** start Data supplied **

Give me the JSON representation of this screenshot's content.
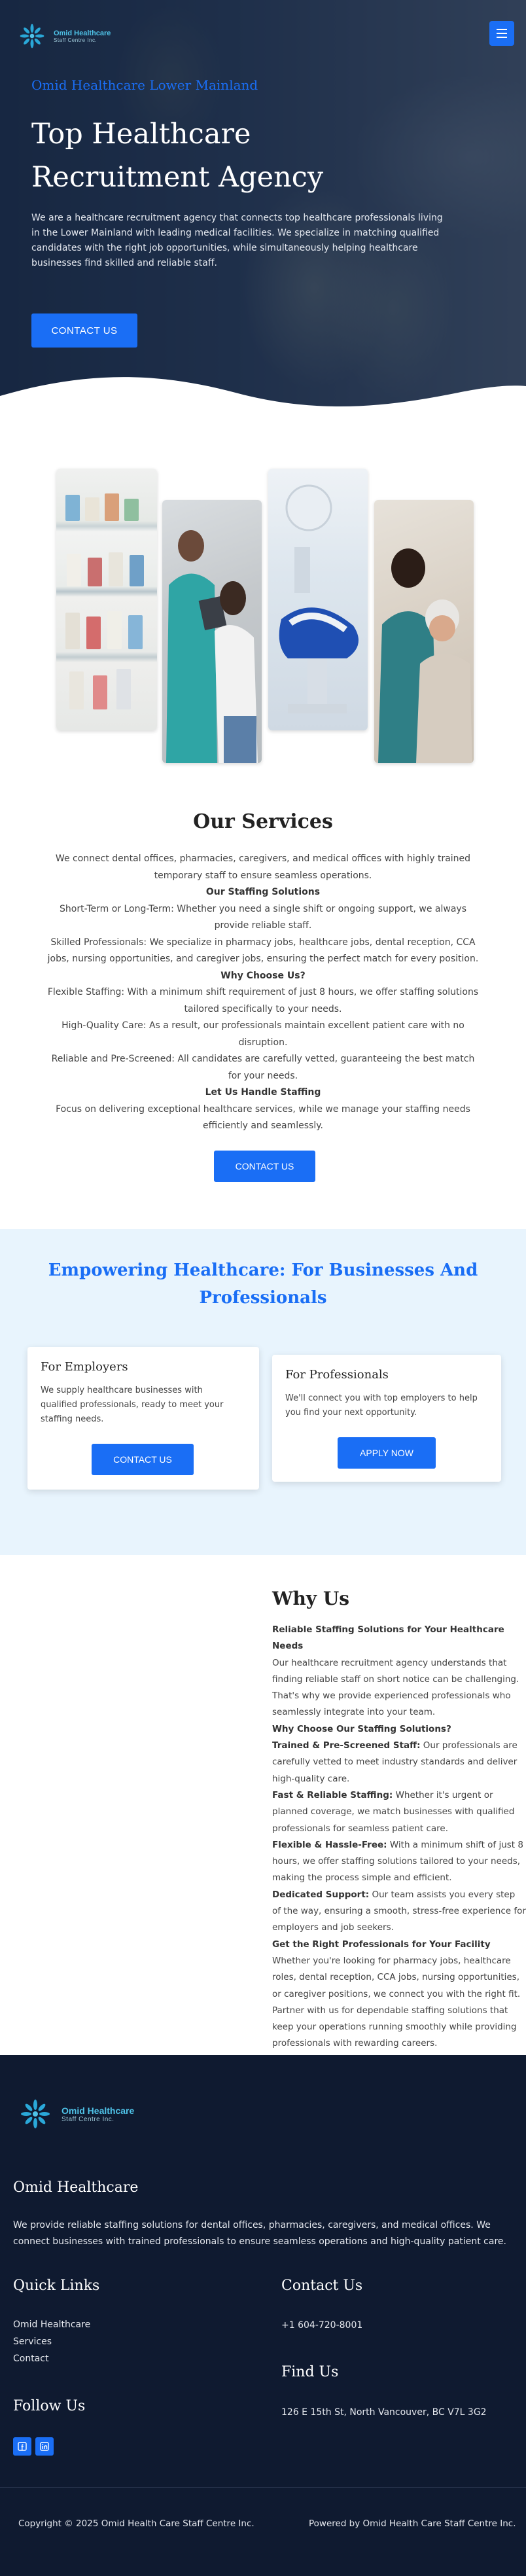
{
  "brand": {
    "name_line1": "Omid Healthcare",
    "name_line2": "Staff Centre Inc."
  },
  "hero": {
    "eyebrow": "Omid Healthcare Lower Mainland",
    "title": "Top Healthcare Recruitment Agency",
    "description": "We are a healthcare recruitment agency that connects top healthcare professionals living in the Lower Mainland with leading medical facilities. We specialize in matching qualified candidates with the right job opportunities, while simultaneously helping healthcare businesses find skilled and reliable staff.",
    "cta": "CONTACT US"
  },
  "services": {
    "title": "Our Services",
    "lines": [
      {
        "type": "p",
        "text": "We connect dental offices, pharmacies, caregivers, and medical offices with highly trained temporary staff to ensure seamless operations."
      },
      {
        "type": "strong",
        "text": "Our Staffing Solutions"
      },
      {
        "type": "p",
        "text": "Short-Term or Long-Term: Whether you need a single shift or ongoing support, we always provide reliable staff."
      },
      {
        "type": "p",
        "text": "Skilled Professionals: We specialize in pharmacy jobs, healthcare jobs, dental reception, CCA jobs, nursing opportunities, and caregiver jobs, ensuring the perfect match for every position."
      },
      {
        "type": "strong",
        "text": "Why Choose Us?"
      },
      {
        "type": "p",
        "text": "Flexible Staffing: With a minimum shift requirement of just 8 hours, we offer staffing solutions tailored specifically to your needs."
      },
      {
        "type": "p",
        "text": "High-Quality Care: As a result, our professionals maintain excellent patient care with no disruption."
      },
      {
        "type": "p",
        "text": "Reliable and Pre-Screened: All candidates are carefully vetted, guaranteeing the best match for your needs."
      },
      {
        "type": "strong",
        "text": "Let Us Handle Staffing"
      },
      {
        "type": "p",
        "text": "Focus on delivering exceptional healthcare services, while we manage your staffing needs efficiently and seamlessly."
      }
    ],
    "cta": "CONTACT US"
  },
  "empowering": {
    "title": "Empowering Healthcare: For Businesses And Professionals",
    "employers": {
      "title": "For Employers",
      "text": "We supply healthcare businesses with qualified professionals, ready to meet your staffing needs.",
      "cta": "CONTACT US"
    },
    "professionals": {
      "title": "For Professionals",
      "text": "We'll connect you with top employers to help you find your next opportunity.",
      "cta": "APPLY NOW"
    }
  },
  "why": {
    "title": "Why Us",
    "blocks": [
      {
        "lead": "Reliable Staffing Solutions for Your Healthcare Needs",
        "text": ""
      },
      {
        "lead": "",
        "text": "Our healthcare recruitment agency understands that finding reliable staff on short notice can be challenging. That's why we provide experienced professionals who seamlessly integrate into your team."
      },
      {
        "lead": "Why Choose Our Staffing Solutions?",
        "text": ""
      },
      {
        "lead": "Trained & Pre-Screened Staff:",
        "text": " Our professionals are carefully vetted to meet industry standards and deliver high-quality care."
      },
      {
        "lead": "Fast & Reliable Staffing:",
        "text": " Whether it's urgent or planned coverage, we match businesses with qualified professionals for seamless patient care."
      },
      {
        "lead": "Flexible & Hassle-Free:",
        "text": " With a minimum shift of just 8 hours, we offer staffing solutions tailored to your needs, making the process simple and efficient."
      },
      {
        "lead": "Dedicated Support:",
        "text": " Our team assists you every step of the way, ensuring a smooth, stress-free experience for employers and job seekers."
      },
      {
        "lead": "Get the Right Professionals for Your Facility",
        "text": ""
      },
      {
        "lead": "",
        "text": "Whether you're looking for pharmacy jobs, healthcare roles, dental reception, CCA jobs, nursing opportunities, or caregiver positions, we connect you with the right fit. Partner with us for dependable staffing solutions that keep your operations running smoothly while providing professionals with rewarding careers."
      }
    ]
  },
  "footer": {
    "title": "Omid Healthcare",
    "description": "We provide reliable staffing solutions for dental offices, pharmacies, caregivers, and medical offices. We connect businesses with trained professionals to ensure seamless operations and high-quality patient care.",
    "quick_links_title": "Quick Links",
    "quick_links": [
      "Omid Healthcare",
      "Services",
      "Contact"
    ],
    "contact_title": "Contact Us",
    "phone": "+1 604-720-8001",
    "find_title": "Find Us",
    "address": "126 E 15th St, North Vancouver, BC V7L 3G2",
    "follow_title": "Follow Us",
    "social_icons": [
      "facebook-icon",
      "linkedin-icon"
    ],
    "copyright": "Copyright © 2025 Omid Health Care Staff Centre Inc.",
    "powered": "Powered by Omid Health Care Staff Centre Inc."
  },
  "colors": {
    "accent": "#1a6ef5",
    "footer_bg": "#0f1a30",
    "empower_bg": "#e8f4fd"
  }
}
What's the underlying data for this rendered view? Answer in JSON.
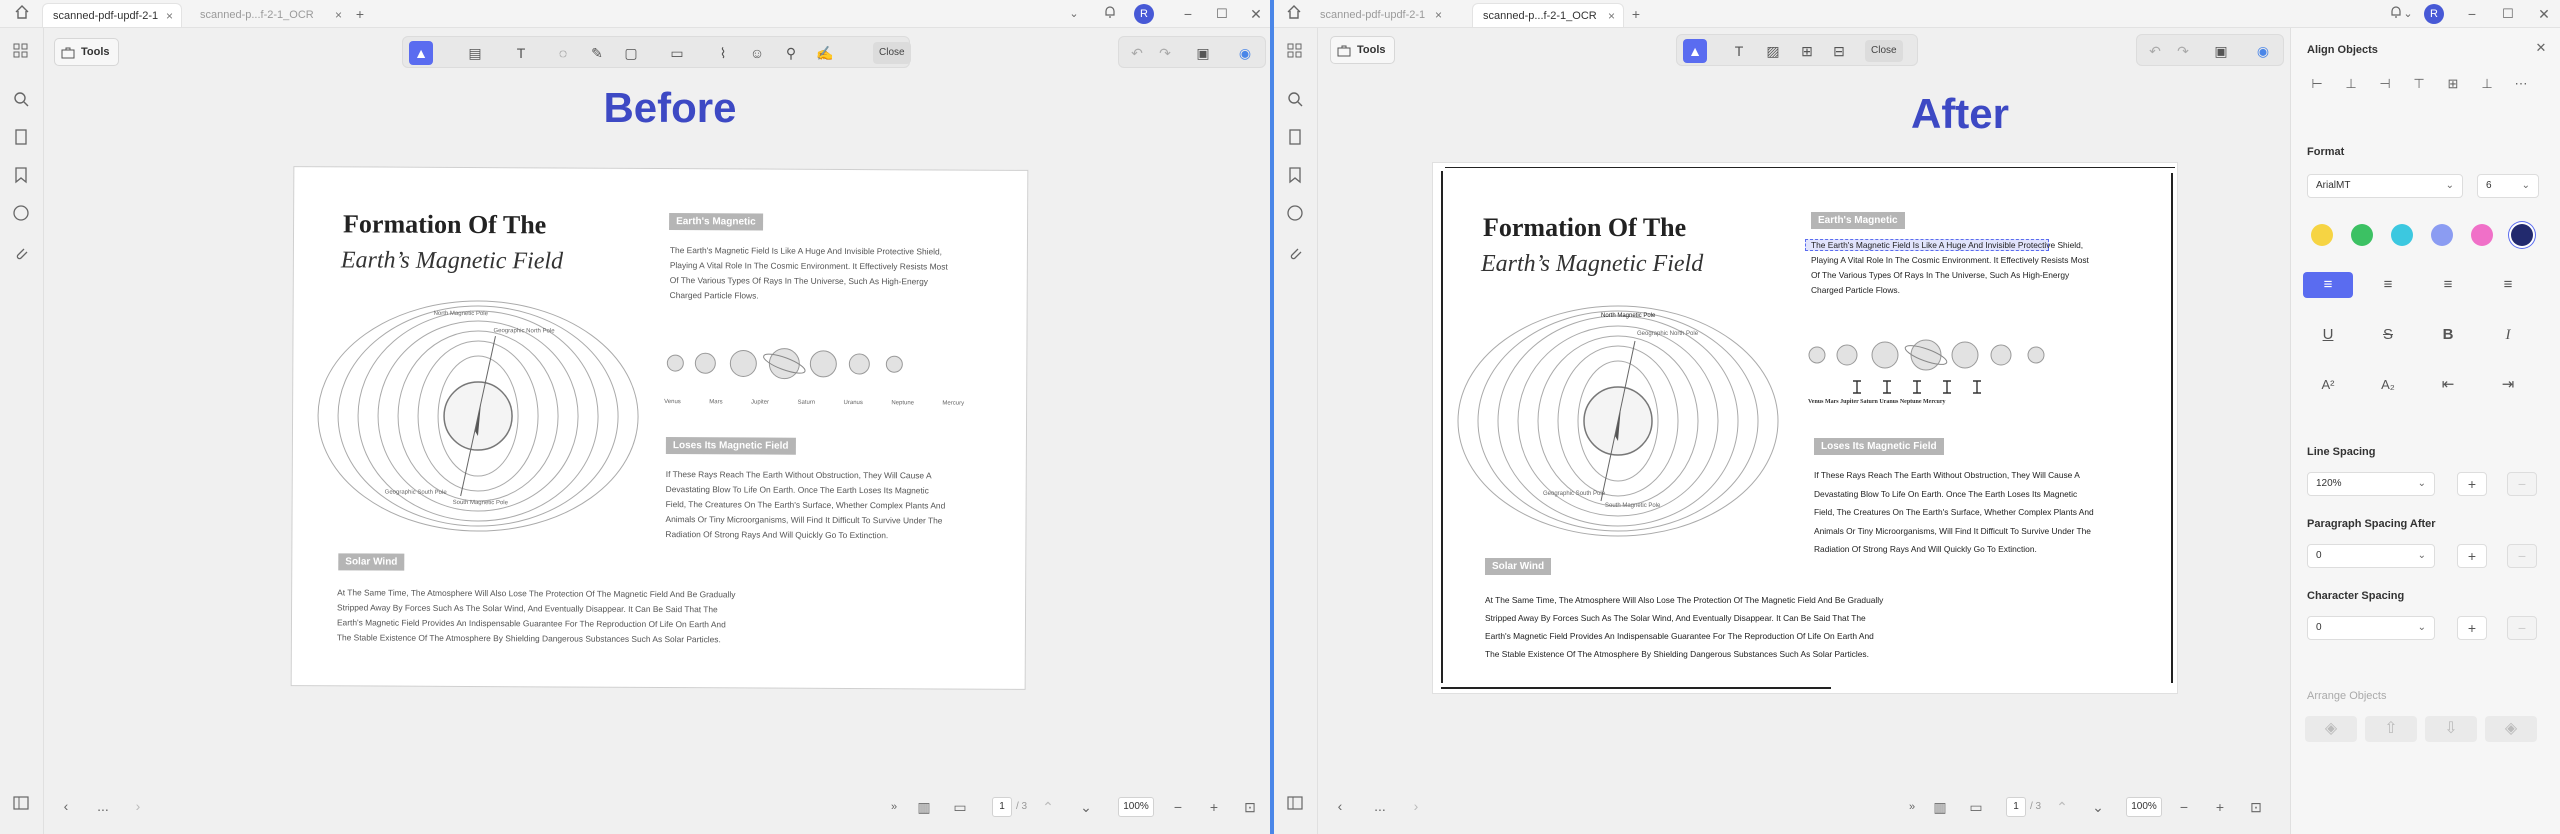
{
  "left": {
    "tabs": [
      {
        "label": "scanned-pdf-updf-2-1"
      },
      {
        "label": "scanned-p...f-2-1_OCR"
      }
    ],
    "avatar": "R",
    "tools_label": "Tools",
    "close_label": "Close",
    "heading": "Before",
    "page_indicator": {
      "current": "1",
      "total": "/ 3"
    },
    "zoom": "100%",
    "nav_more": "..."
  },
  "right": {
    "tabs": [
      {
        "label": "scanned-pdf-updf-2-1"
      },
      {
        "label": "scanned-p...f-2-1_OCR"
      }
    ],
    "avatar": "R",
    "tools_label": "Tools",
    "close_label": "Close",
    "heading": "After",
    "page_indicator": {
      "current": "1",
      "total": "/ 3"
    },
    "zoom": "100%",
    "nav_more": "..."
  },
  "doc": {
    "title_line1": "Formation Of The",
    "title_line2": "Earth’s Magnetic Field",
    "section1": {
      "heading": "Earth's Magnetic",
      "lines": [
        "The Earth's Magnetic Field Is Like A Huge And Invisible Protective Shield,",
        "Playing A Vital Role In The Cosmic Environment. It Effectively Resists Most",
        "Of The Various Types Of Rays In The Universe, Such As High-Energy",
        "Charged Particle Flows."
      ]
    },
    "planets_before": [
      "Venus",
      "Mars",
      "Jupiter",
      "Saturn",
      "Uranus",
      "Neptune",
      "Mercury"
    ],
    "planets_after": "Venus Mars Jupiter Saturn Uranus Neptune Mercury",
    "section2": {
      "heading": "Loses Its Magnetic Field",
      "lines": [
        "If These Rays Reach The Earth Without Obstruction, They Will Cause A",
        "Devastating Blow To Life On Earth. Once The Earth Loses Its Magnetic",
        "Field, The Creatures On The Earth's Surface, Whether Complex Plants And",
        "Animals Or Tiny Microorganisms, Will Find It Difficult To Survive Under The",
        "Radiation Of Strong Rays And Will Quickly Go To Extinction."
      ]
    },
    "section3": {
      "heading": "Solar Wind",
      "lines": [
        "At The Same Time, The Atmosphere Will Also Lose The Protection Of The Magnetic Field And Be Gradually",
        "Stripped Away By Forces Such As The Solar Wind, And Eventually Disappear. It Can Be Said That The",
        "Earth's Magnetic Field Provides An Indispensable Guarantee For The Reproduction Of Life On Earth And",
        "The Stable Existence Of The Atmosphere By Shielding Dangerous Substances Such As Solar Particles."
      ]
    },
    "diagram_labels": {
      "north_mag": "North Magnetic Pole",
      "geo_north": "Geographic North Pole",
      "geo_south": "Geographic South Pole",
      "south_mag": "South Magnetic Pole"
    }
  },
  "panel": {
    "align_title": "Align Objects",
    "format_title": "Format",
    "font_name": "ArialMT",
    "font_size": "6",
    "colors": [
      "#f6d443",
      "#3cc163",
      "#3cc8e0",
      "#8b9cf2",
      "#f070c8",
      "#222a6e"
    ],
    "line_spacing_title": "Line Spacing",
    "line_spacing_value": "120%",
    "para_spacing_title": "Paragraph Spacing After",
    "para_spacing_value": "0",
    "char_spacing_title": "Character Spacing",
    "char_spacing_value": "0",
    "arrange_title": "Arrange Objects"
  }
}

** end Data supplied **

Do this:
Copy out each record shown above without alteration, skipping any picture.

Result:
Give me the JSON representation of this screenshot's content.
{
  "brand": {
    "name_line1": "Omid Healthcare",
    "name_line2": "Staff Centre Inc."
  },
  "hero": {
    "eyebrow": "Omid Healthcare Lower Mainland",
    "title": "Top Healthcare Recruitment Agency",
    "description": "We are a healthcare recruitment agency that connects top healthcare professionals living in the Lower Mainland with leading medical facilities. We specialize in matching qualified candidates with the right job opportunities, while simultaneously helping healthcare businesses find skilled and reliable staff.",
    "cta": "CONTACT US"
  },
  "services": {
    "title": "Our Services",
    "lines": [
      {
        "type": "p",
        "text": "We connect dental offices, pharmacies, caregivers, and medical offices with highly trained temporary staff to ensure seamless operations."
      },
      {
        "type": "strong",
        "text": "Our Staffing Solutions"
      },
      {
        "type": "p",
        "text": "Short-Term or Long-Term: Whether you need a single shift or ongoing support, we always provide reliable staff."
      },
      {
        "type": "p",
        "text": "Skilled Professionals: We specialize in pharmacy jobs, healthcare jobs, dental reception, CCA jobs, nursing opportunities, and caregiver jobs, ensuring the perfect match for every position."
      },
      {
        "type": "strong",
        "text": "Why Choose Us?"
      },
      {
        "type": "p",
        "text": "Flexible Staffing: With a minimum shift requirement of just 8 hours, we offer staffing solutions tailored specifically to your needs."
      },
      {
        "type": "p",
        "text": "High-Quality Care: As a result, our professionals maintain excellent patient care with no disruption."
      },
      {
        "type": "p",
        "text": "Reliable and Pre-Screened: All candidates are carefully vetted, guaranteeing the best match for your needs."
      },
      {
        "type": "strong",
        "text": "Let Us Handle Staffing"
      },
      {
        "type": "p",
        "text": "Focus on delivering exceptional healthcare services, while we manage your staffing needs efficiently and seamlessly."
      }
    ],
    "cta": "CONTACT US"
  },
  "empowering": {
    "title": "Empowering Healthcare: For Businesses And Professionals",
    "employers": {
      "title": "For Employers",
      "text": "We supply healthcare businesses with qualified professionals, ready to meet your staffing needs.",
      "cta": "CONTACT US"
    },
    "professionals": {
      "title": "For Professionals",
      "text": "We'll connect you with top employers to help you find your next opportunity.",
      "cta": "APPLY NOW"
    }
  },
  "why": {
    "title": "Why Us",
    "blocks": [
      {
        "lead": "Reliable Staffing Solutions for Your Healthcare Needs",
        "text": ""
      },
      {
        "lead": "",
        "text": "Our healthcare recruitment agency understands that finding reliable staff on short notice can be challenging. That's why we provide experienced professionals who seamlessly integrate into your team."
      },
      {
        "lead": "Why Choose Our Staffing Solutions?",
        "text": ""
      },
      {
        "lead": "Trained & Pre-Screened Staff:",
        "text": " Our professionals are carefully vetted to meet industry standards and deliver high-quality care."
      },
      {
        "lead": "Fast & Reliable Staffing:",
        "text": " Whether it's urgent or planned coverage, we match businesses with qualified professionals for seamless patient care."
      },
      {
        "lead": "Flexible & Hassle-Free:",
        "text": " With a minimum shift of just 8 hours, we offer staffing solutions tailored to your needs, making the process simple and efficient."
      },
      {
        "lead": "Dedicated Support:",
        "text": " Our team assists you every step of the way, ensuring a smooth, stress-free experience for employers and job seekers."
      },
      {
        "lead": "Get the Right Professionals for Your Facility",
        "text": ""
      },
      {
        "lead": "",
        "text": "Whether you're looking for pharmacy jobs, healthcare roles, dental reception, CCA jobs, nursing opportunities, or caregiver positions, we connect you with the right fit. Partner with us for dependable staffing solutions that keep your operations running smoothly while providing professionals with rewarding careers."
      }
    ]
  },
  "footer": {
    "title": "Omid Healthcare",
    "description": "We provide reliable staffing solutions for dental offices, pharmacies, caregivers, and medical offices. We connect businesses with trained professionals to ensure seamless operations and high-quality patient care.",
    "quick_links_title": "Quick Links",
    "quick_links": [
      "Omid Healthcare",
      "Services",
      "Contact"
    ],
    "contact_title": "Contact Us",
    "phone": "+1 604-720-8001",
    "find_title": "Find Us",
    "address": "126 E 15th St, North Vancouver, BC V7L 3G2",
    "follow_title": "Follow Us",
    "social_icons": [
      "facebook-icon",
      "linkedin-icon"
    ],
    "copyright": "Copyright © 2025 Omid Health Care Staff Centre Inc.",
    "powered": "Powered by Omid Health Care Staff Centre Inc."
  },
  "colors": {
    "accent": "#1a6ef5",
    "footer_bg": "#0f1a30",
    "empower_bg": "#e8f4fd"
  }
}
What's the underlying data for this rendered view? Answer in JSON.
{
  "left": {
    "tabs": [
      {
        "label": "scanned-pdf-updf-2-1"
      },
      {
        "label": "scanned-p...f-2-1_OCR"
      }
    ],
    "avatar": "R",
    "tools_label": "Tools",
    "close_label": "Close",
    "heading": "Before",
    "page_indicator": {
      "current": "1",
      "total": "/ 3"
    },
    "zoom": "100%",
    "nav_more": "..."
  },
  "right": {
    "tabs": [
      {
        "label": "scanned-pdf-updf-2-1"
      },
      {
        "label": "scanned-p...f-2-1_OCR"
      }
    ],
    "avatar": "R",
    "tools_label": "Tools",
    "close_label": "Close",
    "heading": "After",
    "page_indicator": {
      "current": "1",
      "total": "/ 3"
    },
    "zoom": "100%",
    "nav_more": "..."
  },
  "doc": {
    "title_line1": "Formation Of The",
    "title_line2": "Earth’s Magnetic Field",
    "section1": {
      "heading": "Earth's Magnetic",
      "lines": [
        "The Earth's Magnetic Field Is Like A Huge And Invisible Protective Shield,",
        "Playing A Vital Role In The Cosmic Environment. It Effectively Resists Most",
        "Of The Various Types Of Rays In The Universe, Such As High-Energy",
        "Charged Particle Flows."
      ]
    },
    "planets_before": [
      "Venus",
      "Mars",
      "Jupiter",
      "Saturn",
      "Uranus",
      "Neptune",
      "Mercury"
    ],
    "planets_after": "Venus Mars Jupiter Saturn Uranus Neptune Mercury",
    "section2": {
      "heading": "Loses Its Magnetic Field",
      "lines": [
        "If These Rays Reach The Earth Without Obstruction, They Will Cause A",
        "Devastating Blow To Life On Earth. Once The Earth Loses Its Magnetic",
        "Field, The Creatures On The Earth's Surface, Whether Complex Plants And",
        "Animals Or Tiny Microorganisms, Will Find It Difficult To Survive Under The",
        "Radiation Of Strong Rays And Will Quickly Go To Extinction."
      ]
    },
    "section3": {
      "heading": "Solar Wind",
      "lines": [
        "At The Same Time, The Atmosphere Will Also Lose The Protection Of The Magnetic Field And Be Gradually",
        "Stripped Away By Forces Such As The Solar Wind, And Eventually Disappear. It Can Be Said That The",
        "Earth's Magnetic Field Provides An Indispensable Guarantee For The Reproduction Of Life On Earth And",
        "The Stable Existence Of The Atmosphere By Shielding Dangerous Substances Such As Solar Particles."
      ]
    },
    "diagram_labels": {
      "north_mag": "North Magnetic Pole",
      "geo_north": "Geographic North Pole",
      "geo_south": "Geographic South Pole",
      "south_mag": "South Magnetic Pole"
    }
  },
  "panel": {
    "align_title": "Align Objects",
    "format_title": "Format",
    "font_name": "ArialMT",
    "font_size": "6",
    "colors": [
      "#f6d443",
      "#3cc163",
      "#3cc8e0",
      "#8b9cf2",
      "#f070c8",
      "#222a6e"
    ],
    "line_spacing_title": "Line Spacing",
    "line_spacing_value": "120%",
    "para_spacing_title": "Paragraph Spacing After",
    "para_spacing_value": "0",
    "char_spacing_title": "Character Spacing",
    "char_spacing_value": "0",
    "arrange_title": "Arrange Objects"
  }
}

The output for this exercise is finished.